In the listing below, pick out lines with "Current".
-- Start of DATA EXCERPTS --
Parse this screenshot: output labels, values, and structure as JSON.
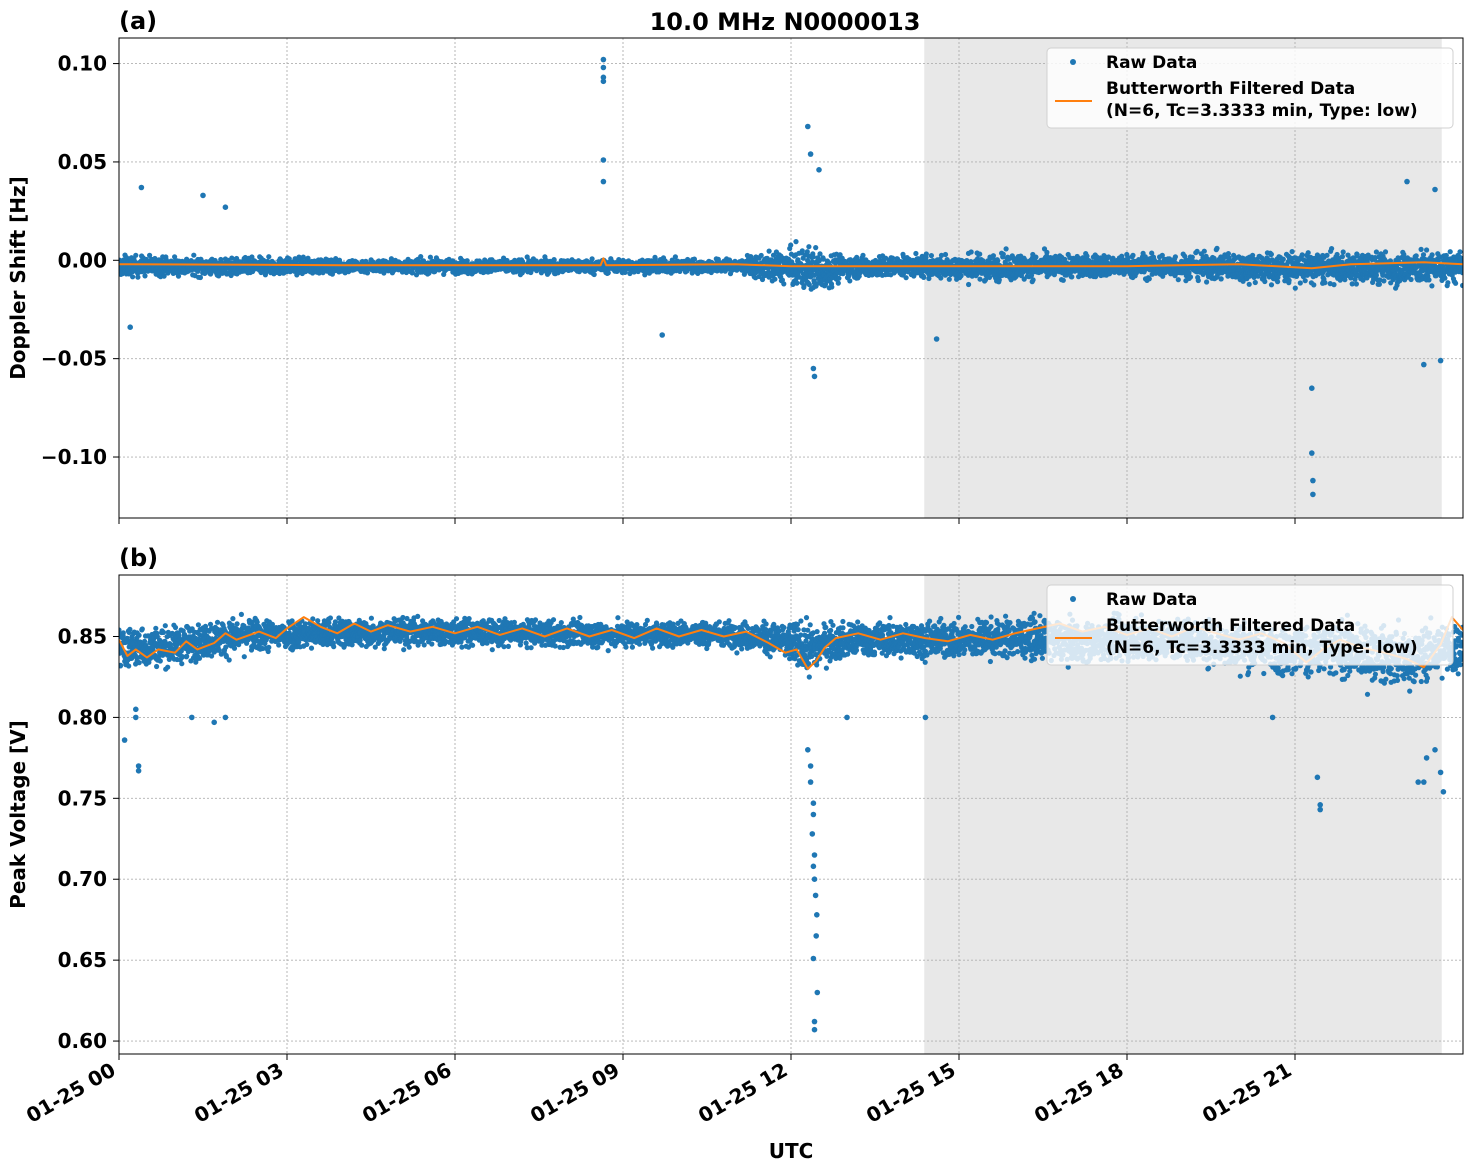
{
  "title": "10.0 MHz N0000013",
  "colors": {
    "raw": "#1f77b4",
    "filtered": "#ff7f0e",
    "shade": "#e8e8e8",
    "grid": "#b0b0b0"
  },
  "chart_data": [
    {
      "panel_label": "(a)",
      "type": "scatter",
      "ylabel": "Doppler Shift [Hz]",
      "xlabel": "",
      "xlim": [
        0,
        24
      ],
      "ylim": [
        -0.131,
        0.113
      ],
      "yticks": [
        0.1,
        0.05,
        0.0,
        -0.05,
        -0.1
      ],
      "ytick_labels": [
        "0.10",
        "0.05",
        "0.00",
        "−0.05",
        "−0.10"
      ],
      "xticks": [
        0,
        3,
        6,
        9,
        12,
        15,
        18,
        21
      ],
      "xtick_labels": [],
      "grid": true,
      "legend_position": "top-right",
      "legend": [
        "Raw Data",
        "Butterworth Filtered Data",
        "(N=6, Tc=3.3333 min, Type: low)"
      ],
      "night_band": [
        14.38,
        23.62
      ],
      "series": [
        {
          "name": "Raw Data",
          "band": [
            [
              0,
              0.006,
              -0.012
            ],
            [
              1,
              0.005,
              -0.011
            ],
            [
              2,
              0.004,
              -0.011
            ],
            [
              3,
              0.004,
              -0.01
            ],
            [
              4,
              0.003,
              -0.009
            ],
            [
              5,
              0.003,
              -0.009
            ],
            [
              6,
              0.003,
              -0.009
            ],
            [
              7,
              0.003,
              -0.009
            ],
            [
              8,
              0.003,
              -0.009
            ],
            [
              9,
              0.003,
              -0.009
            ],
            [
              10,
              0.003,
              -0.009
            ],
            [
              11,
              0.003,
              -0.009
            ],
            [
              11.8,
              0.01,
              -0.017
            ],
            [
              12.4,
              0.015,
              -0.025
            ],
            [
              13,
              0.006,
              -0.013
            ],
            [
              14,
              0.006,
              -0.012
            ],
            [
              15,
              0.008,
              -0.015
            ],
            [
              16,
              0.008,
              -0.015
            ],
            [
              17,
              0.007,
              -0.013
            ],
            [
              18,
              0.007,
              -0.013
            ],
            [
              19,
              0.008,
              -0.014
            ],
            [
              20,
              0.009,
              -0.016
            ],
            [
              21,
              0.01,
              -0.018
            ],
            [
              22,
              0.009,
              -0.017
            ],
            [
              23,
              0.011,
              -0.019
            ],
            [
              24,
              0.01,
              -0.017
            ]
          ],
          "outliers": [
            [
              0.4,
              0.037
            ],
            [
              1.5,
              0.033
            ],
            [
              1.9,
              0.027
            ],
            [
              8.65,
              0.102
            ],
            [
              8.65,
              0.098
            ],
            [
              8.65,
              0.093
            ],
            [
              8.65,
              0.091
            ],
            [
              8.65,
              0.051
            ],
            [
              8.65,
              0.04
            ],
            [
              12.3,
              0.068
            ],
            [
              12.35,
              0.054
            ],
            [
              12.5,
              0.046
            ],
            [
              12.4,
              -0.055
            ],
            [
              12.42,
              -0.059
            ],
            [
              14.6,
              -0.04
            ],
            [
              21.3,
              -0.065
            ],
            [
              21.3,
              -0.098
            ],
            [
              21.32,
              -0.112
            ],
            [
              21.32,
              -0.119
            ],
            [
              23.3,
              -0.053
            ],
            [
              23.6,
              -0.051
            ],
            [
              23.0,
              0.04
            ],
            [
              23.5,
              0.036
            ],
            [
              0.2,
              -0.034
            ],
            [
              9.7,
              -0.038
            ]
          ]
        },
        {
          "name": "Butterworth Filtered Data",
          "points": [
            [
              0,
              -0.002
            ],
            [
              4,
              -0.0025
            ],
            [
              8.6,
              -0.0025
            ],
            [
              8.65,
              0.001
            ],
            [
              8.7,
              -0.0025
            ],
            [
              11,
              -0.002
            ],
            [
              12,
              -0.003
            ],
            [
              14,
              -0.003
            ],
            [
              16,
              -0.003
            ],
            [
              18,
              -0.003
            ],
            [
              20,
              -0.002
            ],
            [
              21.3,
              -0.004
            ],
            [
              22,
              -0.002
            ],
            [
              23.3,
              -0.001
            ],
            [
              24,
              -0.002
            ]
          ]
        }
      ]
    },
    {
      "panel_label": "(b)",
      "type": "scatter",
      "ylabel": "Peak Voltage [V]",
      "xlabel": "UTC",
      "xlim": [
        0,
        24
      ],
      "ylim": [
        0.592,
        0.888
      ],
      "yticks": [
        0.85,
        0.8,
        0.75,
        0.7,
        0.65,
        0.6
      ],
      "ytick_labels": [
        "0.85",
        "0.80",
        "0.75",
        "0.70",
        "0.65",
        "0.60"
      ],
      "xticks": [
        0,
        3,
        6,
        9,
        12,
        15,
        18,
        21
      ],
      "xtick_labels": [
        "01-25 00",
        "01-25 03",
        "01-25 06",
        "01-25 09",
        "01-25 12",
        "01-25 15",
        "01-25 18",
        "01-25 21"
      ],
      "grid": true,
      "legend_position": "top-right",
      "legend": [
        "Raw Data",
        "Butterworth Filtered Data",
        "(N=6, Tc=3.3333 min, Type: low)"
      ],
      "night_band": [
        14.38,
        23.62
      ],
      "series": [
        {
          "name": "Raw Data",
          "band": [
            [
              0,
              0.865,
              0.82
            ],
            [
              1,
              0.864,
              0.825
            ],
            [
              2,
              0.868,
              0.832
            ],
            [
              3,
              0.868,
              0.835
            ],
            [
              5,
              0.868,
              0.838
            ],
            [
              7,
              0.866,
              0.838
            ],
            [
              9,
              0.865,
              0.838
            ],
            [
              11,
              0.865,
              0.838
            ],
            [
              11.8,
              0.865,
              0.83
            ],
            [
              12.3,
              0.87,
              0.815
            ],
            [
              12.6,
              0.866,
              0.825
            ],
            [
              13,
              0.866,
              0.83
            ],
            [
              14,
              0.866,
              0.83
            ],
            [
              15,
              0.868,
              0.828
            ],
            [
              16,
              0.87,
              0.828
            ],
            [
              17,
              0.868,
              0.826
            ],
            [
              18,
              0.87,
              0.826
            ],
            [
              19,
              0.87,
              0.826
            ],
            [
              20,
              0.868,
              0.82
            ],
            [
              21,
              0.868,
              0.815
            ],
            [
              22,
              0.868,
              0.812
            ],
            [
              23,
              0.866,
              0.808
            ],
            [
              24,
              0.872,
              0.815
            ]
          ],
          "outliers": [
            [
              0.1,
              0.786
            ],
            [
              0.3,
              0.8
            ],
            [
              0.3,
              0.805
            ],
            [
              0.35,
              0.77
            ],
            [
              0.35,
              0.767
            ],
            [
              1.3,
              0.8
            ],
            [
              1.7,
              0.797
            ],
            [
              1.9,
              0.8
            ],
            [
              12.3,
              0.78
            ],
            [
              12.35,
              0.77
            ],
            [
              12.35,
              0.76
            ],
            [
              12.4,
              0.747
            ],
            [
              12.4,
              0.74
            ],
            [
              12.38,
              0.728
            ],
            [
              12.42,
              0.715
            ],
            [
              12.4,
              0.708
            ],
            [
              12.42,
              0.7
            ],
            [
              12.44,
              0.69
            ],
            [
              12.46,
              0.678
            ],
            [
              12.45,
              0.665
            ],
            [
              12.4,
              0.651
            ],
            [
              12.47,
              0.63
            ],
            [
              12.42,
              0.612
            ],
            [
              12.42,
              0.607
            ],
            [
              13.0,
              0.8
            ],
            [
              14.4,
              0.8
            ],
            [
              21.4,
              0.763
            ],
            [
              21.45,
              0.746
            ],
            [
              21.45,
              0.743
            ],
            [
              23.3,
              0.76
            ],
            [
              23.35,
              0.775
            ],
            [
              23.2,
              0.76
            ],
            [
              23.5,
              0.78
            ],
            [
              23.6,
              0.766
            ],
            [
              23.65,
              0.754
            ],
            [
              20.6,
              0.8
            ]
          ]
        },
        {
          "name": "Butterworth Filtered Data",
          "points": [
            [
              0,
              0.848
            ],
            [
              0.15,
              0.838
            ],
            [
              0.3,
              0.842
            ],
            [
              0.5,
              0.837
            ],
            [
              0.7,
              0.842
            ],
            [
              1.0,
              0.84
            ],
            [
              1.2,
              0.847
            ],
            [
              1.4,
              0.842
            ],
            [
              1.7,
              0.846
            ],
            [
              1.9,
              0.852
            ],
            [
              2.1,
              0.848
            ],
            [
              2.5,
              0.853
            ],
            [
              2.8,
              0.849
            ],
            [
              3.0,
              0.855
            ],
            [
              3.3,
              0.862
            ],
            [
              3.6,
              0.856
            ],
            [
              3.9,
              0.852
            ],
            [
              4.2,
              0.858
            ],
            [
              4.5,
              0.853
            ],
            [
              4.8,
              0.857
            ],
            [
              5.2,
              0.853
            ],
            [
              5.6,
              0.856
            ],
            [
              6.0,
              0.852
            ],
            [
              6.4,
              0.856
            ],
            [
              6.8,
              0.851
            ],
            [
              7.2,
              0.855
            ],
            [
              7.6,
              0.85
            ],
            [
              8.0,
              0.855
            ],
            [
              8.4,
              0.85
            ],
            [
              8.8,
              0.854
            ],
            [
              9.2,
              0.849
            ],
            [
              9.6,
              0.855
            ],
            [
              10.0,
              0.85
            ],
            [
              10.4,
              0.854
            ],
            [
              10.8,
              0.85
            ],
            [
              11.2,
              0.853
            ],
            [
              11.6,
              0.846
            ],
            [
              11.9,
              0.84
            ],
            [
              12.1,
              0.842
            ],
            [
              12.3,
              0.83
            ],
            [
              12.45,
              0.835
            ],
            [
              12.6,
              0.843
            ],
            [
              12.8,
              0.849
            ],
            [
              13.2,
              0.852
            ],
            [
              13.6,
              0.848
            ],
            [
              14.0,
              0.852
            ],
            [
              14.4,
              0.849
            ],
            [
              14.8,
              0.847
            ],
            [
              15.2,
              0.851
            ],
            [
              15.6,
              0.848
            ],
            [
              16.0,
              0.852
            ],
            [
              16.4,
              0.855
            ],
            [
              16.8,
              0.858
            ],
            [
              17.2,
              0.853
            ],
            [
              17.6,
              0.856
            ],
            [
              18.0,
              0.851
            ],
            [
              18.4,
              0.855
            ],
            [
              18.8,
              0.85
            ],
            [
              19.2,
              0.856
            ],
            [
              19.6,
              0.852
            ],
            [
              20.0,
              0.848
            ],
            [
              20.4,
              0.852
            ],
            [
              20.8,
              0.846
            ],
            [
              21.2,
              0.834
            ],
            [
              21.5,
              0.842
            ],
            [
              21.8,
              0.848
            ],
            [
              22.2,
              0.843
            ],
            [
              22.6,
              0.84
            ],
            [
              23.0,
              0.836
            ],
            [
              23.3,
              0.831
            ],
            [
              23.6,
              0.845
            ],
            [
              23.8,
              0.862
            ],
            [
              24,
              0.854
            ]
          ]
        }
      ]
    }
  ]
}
-- End of DATA EXCERPTS --
-- Start of DATA EXCERPTS --
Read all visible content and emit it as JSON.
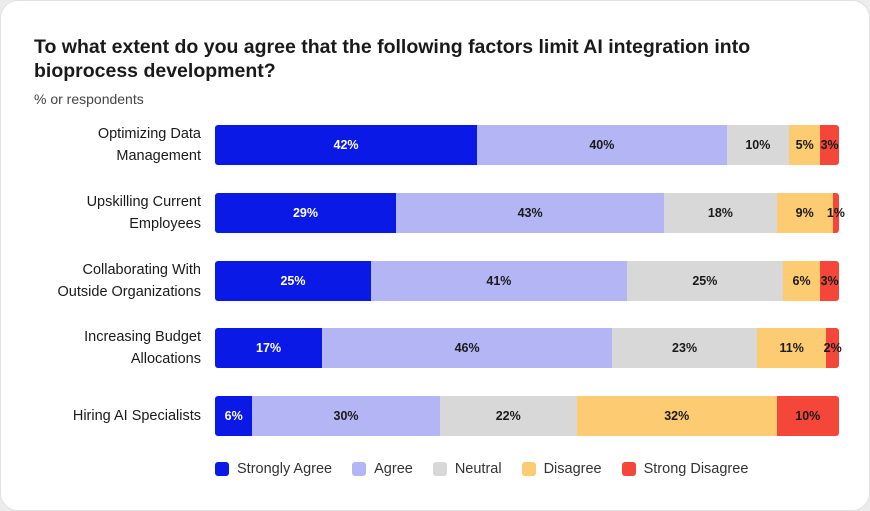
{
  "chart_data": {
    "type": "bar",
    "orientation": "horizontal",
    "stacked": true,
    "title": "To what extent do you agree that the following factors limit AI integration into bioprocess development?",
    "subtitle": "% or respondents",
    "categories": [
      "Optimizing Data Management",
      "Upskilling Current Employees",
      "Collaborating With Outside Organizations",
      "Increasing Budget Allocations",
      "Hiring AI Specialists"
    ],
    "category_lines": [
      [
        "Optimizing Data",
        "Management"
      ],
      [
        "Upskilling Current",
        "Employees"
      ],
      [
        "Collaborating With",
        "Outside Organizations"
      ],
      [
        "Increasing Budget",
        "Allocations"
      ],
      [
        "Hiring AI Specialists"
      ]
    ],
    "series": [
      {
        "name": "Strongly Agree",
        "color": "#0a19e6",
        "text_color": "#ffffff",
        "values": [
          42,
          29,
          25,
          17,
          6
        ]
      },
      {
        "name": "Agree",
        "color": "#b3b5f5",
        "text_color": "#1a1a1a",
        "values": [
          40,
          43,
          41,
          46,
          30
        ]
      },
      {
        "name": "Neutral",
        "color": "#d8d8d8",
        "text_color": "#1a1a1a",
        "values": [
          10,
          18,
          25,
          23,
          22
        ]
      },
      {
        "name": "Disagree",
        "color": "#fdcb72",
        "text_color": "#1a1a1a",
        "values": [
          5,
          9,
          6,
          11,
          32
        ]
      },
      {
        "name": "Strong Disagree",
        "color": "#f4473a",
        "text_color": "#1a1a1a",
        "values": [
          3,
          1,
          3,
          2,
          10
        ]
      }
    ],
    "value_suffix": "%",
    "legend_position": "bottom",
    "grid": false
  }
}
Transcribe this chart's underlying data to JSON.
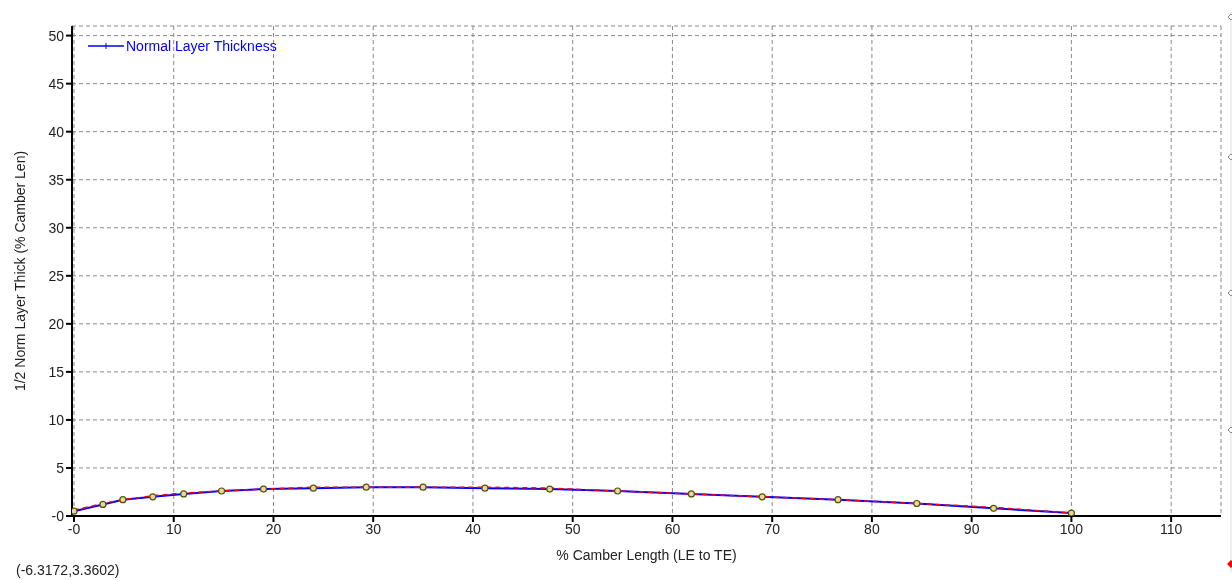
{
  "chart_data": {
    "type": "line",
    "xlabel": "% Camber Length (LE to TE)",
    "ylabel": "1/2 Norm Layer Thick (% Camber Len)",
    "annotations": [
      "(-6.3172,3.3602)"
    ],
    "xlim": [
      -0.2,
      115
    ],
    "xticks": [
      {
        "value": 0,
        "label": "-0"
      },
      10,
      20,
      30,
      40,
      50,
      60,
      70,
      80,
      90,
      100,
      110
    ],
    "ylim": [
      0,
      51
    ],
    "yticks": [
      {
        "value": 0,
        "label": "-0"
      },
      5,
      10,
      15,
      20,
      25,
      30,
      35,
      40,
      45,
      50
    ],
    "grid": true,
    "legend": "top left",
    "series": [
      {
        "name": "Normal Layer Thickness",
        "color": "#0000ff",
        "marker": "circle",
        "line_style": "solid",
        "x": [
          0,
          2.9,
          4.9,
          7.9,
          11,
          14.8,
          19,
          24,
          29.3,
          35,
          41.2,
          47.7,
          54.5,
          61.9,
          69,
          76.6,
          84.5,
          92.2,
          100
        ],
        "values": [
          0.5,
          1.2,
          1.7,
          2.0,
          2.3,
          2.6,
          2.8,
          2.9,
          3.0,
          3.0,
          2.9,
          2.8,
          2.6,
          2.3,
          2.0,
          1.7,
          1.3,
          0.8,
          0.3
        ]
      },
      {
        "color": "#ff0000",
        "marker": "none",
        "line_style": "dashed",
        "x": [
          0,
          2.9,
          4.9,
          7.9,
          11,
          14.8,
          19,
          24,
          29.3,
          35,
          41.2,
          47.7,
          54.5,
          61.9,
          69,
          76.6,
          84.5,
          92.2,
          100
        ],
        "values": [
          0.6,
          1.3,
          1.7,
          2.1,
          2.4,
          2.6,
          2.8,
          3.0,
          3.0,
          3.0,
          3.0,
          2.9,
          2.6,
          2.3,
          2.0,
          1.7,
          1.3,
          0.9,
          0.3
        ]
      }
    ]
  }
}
-- End of DATA EXCERPTS --
TASK RESULT:
      "Upskilling Current Employees",
        "Upskilling Current",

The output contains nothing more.